**YOUR OBJECTIVE**
Check every line below for the word "Adobe" and copy each one that has it.

** BEGIN EXERCISE INPUT **

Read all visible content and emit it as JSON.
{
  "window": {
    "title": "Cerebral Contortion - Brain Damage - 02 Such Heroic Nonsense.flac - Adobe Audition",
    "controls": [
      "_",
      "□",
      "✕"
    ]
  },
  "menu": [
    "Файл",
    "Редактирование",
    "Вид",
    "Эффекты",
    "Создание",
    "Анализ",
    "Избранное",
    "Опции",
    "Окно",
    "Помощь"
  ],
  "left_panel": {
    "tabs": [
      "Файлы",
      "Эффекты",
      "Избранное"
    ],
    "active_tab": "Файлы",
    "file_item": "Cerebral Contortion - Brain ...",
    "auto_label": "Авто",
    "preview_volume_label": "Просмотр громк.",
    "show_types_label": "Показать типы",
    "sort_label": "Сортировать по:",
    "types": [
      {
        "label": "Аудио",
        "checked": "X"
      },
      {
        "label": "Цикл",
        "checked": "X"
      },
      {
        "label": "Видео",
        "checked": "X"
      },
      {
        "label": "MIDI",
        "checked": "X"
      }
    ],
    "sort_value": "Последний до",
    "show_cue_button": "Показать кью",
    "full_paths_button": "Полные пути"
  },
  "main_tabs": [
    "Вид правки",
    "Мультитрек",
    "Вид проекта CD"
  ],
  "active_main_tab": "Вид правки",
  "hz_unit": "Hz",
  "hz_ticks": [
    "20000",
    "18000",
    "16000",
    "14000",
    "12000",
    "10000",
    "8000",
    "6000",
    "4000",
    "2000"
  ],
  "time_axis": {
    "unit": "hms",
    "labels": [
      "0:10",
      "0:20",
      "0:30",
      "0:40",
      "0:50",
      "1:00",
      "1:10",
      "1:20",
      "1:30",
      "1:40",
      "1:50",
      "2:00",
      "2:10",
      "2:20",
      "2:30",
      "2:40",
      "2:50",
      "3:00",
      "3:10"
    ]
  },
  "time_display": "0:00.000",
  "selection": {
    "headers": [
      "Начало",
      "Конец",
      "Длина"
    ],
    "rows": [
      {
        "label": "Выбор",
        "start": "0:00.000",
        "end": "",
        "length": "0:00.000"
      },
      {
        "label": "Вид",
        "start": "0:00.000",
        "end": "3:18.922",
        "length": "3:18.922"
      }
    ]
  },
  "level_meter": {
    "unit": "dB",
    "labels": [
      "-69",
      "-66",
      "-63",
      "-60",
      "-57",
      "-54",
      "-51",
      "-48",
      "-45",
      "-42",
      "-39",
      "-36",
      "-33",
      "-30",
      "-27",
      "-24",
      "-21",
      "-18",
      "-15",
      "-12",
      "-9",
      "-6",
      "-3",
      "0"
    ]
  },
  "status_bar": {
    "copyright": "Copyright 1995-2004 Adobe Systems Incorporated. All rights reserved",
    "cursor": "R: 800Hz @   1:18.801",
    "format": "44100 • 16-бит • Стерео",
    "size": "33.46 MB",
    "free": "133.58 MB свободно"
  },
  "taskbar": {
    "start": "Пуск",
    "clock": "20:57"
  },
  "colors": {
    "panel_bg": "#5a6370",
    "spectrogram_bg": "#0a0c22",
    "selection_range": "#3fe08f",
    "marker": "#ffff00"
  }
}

** END EXERCISE INPUT **

**ANSWER BELOW**
    "title": "Cerebral Contortion - Brain Damage - 02 Such Heroic Nonsense.flac - Adobe Audition",
    "copyright": "Copyright 1995-2004 Adobe Systems Incorporated. All rights reserved",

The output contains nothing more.